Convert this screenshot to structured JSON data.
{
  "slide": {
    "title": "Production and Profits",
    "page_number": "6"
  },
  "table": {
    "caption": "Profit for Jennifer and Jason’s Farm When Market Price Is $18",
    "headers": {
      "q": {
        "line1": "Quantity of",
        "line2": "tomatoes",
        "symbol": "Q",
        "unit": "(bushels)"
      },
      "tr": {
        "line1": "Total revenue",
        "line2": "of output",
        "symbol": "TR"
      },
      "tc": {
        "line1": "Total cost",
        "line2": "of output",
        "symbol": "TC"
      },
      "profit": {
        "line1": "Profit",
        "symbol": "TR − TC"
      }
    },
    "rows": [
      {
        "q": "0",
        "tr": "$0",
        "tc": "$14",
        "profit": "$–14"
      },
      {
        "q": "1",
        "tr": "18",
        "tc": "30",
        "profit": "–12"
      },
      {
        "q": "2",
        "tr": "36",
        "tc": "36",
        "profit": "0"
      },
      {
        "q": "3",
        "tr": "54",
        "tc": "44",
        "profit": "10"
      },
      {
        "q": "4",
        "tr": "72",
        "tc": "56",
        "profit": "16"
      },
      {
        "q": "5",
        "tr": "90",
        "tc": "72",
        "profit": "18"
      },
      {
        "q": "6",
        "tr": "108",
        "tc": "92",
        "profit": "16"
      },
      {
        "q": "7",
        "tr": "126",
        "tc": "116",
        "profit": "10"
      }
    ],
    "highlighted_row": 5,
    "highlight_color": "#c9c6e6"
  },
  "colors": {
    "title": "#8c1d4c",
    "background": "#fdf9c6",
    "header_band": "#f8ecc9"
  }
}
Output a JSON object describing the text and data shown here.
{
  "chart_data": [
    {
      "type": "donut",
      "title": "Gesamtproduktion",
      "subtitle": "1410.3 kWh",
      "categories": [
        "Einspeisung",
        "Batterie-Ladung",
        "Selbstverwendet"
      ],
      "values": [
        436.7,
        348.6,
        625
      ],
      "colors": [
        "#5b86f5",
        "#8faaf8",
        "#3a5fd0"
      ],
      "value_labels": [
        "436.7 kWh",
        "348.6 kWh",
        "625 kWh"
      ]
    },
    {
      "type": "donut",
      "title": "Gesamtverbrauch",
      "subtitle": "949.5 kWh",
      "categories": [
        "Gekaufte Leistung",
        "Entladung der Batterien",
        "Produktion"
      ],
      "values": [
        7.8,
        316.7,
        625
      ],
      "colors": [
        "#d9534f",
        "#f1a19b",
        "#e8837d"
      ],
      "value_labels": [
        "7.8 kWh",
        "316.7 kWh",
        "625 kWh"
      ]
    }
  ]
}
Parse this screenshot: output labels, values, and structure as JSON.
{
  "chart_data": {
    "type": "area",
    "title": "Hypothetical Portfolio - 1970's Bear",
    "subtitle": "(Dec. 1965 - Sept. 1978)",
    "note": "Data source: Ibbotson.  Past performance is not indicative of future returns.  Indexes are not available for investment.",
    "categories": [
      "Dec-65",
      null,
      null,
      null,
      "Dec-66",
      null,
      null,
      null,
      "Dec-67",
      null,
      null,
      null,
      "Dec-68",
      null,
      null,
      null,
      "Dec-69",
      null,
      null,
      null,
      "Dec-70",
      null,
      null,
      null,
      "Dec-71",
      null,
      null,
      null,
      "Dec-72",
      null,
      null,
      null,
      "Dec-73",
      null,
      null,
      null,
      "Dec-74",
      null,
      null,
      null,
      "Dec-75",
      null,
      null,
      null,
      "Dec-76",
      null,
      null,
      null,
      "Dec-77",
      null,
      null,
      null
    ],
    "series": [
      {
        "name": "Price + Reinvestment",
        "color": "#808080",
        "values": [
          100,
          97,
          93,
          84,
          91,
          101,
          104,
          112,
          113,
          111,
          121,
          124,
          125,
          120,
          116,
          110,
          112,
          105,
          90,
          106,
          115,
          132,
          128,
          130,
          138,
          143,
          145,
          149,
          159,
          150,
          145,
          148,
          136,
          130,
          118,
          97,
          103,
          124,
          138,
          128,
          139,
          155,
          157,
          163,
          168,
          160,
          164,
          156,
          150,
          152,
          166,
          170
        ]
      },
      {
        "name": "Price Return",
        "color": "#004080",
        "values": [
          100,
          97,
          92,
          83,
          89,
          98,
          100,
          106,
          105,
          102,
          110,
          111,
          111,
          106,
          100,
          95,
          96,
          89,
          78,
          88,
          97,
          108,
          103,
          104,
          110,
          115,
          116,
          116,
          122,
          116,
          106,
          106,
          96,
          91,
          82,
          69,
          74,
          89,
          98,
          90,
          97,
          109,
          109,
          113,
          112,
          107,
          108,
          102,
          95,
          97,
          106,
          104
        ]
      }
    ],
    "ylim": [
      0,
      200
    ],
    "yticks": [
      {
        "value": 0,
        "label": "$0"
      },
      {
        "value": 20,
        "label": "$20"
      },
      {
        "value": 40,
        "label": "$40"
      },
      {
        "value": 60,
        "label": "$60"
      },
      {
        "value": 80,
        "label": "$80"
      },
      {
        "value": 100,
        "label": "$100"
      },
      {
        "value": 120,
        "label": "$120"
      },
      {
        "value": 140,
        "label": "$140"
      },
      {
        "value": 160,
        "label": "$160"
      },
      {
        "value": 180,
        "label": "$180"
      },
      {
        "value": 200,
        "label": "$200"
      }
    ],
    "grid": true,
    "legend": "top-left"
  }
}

● ● ●

• WRITTEN TASK:
Return the whole listing exactly, with every line included.

• ANSWER FOR THE TASK:
Convert this screenshot to structured JSON data.
{
  "slide": {
    "title": "Production and Profits",
    "page_number": "6"
  },
  "table": {
    "caption": "Profit for Jennifer and Jason’s Farm When Market Price Is $18",
    "headers": {
      "q": {
        "line1": "Quantity of",
        "line2": "tomatoes",
        "symbol": "Q",
        "unit": "(bushels)"
      },
      "tr": {
        "line1": "Total revenue",
        "line2": "of output",
        "symbol": "TR"
      },
      "tc": {
        "line1": "Total cost",
        "line2": "of output",
        "symbol": "TC"
      },
      "profit": {
        "line1": "Profit",
        "symbol": "TR − TC"
      }
    },
    "rows": [
      {
        "q": "0",
        "tr": "$0",
        "tc": "$14",
        "profit": "$–14"
      },
      {
        "q": "1",
        "tr": "18",
        "tc": "30",
        "profit": "–12"
      },
      {
        "q": "2",
        "tr": "36",
        "tc": "36",
        "profit": "0"
      },
      {
        "q": "3",
        "tr": "54",
        "tc": "44",
        "profit": "10"
      },
      {
        "q": "4",
        "tr": "72",
        "tc": "56",
        "profit": "16"
      },
      {
        "q": "5",
        "tr": "90",
        "tc": "72",
        "profit": "18"
      },
      {
        "q": "6",
        "tr": "108",
        "tc": "92",
        "profit": "16"
      },
      {
        "q": "7",
        "tr": "126",
        "tc": "116",
        "profit": "10"
      }
    ],
    "highlighted_row": 5,
    "highlight_color": "#c9c6e6"
  },
  "colors": {
    "title": "#8c1d4c",
    "background": "#fdf9c6",
    "header_band": "#f8ecc9"
  }
}
Output a JSON object describing the text and data shown here.
{
  "chart_data": [
    {
      "type": "donut",
      "title": "Gesamtproduktion",
      "subtitle": "1410.3 kWh",
      "categories": [
        "Einspeisung",
        "Batterie-Ladung",
        "Selbstverwendet"
      ],
      "values": [
        436.7,
        348.6,
        625
      ],
      "colors": [
        "#5b86f5",
        "#8faaf8",
        "#3a5fd0"
      ],
      "value_labels": [
        "436.7 kWh",
        "348.6 kWh",
        "625 kWh"
      ]
    },
    {
      "type": "donut",
      "title": "Gesamtverbrauch",
      "subtitle": "949.5 kWh",
      "categories": [
        "Gekaufte Leistung",
        "Entladung der Batterien",
        "Produktion"
      ],
      "values": [
        7.8,
        316.7,
        625
      ],
      "colors": [
        "#d9534f",
        "#f1a19b",
        "#e8837d"
      ],
      "value_labels": [
        "7.8 kWh",
        "316.7 kWh",
        "625 kWh"
      ]
    }
  ]
}
Parse this screenshot: output labels, values, and structure as JSON.
{
  "chart_data": {
    "type": "area",
    "title": "Hypothetical Portfolio - 1970's Bear",
    "subtitle": "(Dec. 1965 - Sept. 1978)",
    "note": "Data source: Ibbotson.  Past performance is not indicative of future returns.  Indexes are not available for investment.",
    "categories": [
      "Dec-65",
      null,
      null,
      null,
      "Dec-66",
      null,
      null,
      null,
      "Dec-67",
      null,
      null,
      null,
      "Dec-68",
      null,
      null,
      null,
      "Dec-69",
      null,
      null,
      null,
      "Dec-70",
      null,
      null,
      null,
      "Dec-71",
      null,
      null,
      null,
      "Dec-72",
      null,
      null,
      null,
      "Dec-73",
      null,
      null,
      null,
      "Dec-74",
      null,
      null,
      null,
      "Dec-75",
      null,
      null,
      null,
      "Dec-76",
      null,
      null,
      null,
      "Dec-77",
      null,
      null,
      null
    ],
    "series": [
      {
        "name": "Price + Reinvestment",
        "color": "#808080",
        "values": [
          100,
          97,
          93,
          84,
          91,
          101,
          104,
          112,
          113,
          111,
          121,
          124,
          125,
          120,
          116,
          110,
          112,
          105,
          90,
          106,
          115,
          132,
          128,
          130,
          138,
          143,
          145,
          149,
          159,
          150,
          145,
          148,
          136,
          130,
          118,
          97,
          103,
          124,
          138,
          128,
          139,
          155,
          157,
          163,
          168,
          160,
          164,
          156,
          150,
          152,
          166,
          170
        ]
      },
      {
        "name": "Price Return",
        "color": "#004080",
        "values": [
          100,
          97,
          92,
          83,
          89,
          98,
          100,
          106,
          105,
          102,
          110,
          111,
          111,
          106,
          100,
          95,
          96,
          89,
          78,
          88,
          97,
          108,
          103,
          104,
          110,
          115,
          116,
          116,
          122,
          116,
          106,
          106,
          96,
          91,
          82,
          69,
          74,
          89,
          98,
          90,
          97,
          109,
          109,
          113,
          112,
          107,
          108,
          102,
          95,
          97,
          106,
          104
        ]
      }
    ],
    "ylim": [
      0,
      200
    ],
    "yticks": [
      {
        "value": 0,
        "label": "$0"
      },
      {
        "value": 20,
        "label": "$20"
      },
      {
        "value": 40,
        "label": "$40"
      },
      {
        "value": 60,
        "label": "$60"
      },
      {
        "value": 80,
        "label": "$80"
      },
      {
        "value": 100,
        "label": "$100"
      },
      {
        "value": 120,
        "label": "$120"
      },
      {
        "value": 140,
        "label": "$140"
      },
      {
        "value": 160,
        "label": "$160"
      },
      {
        "value": 180,
        "label": "$180"
      },
      {
        "value": 200,
        "label": "$200"
      }
    ],
    "grid": true,
    "legend": "top-left"
  }
}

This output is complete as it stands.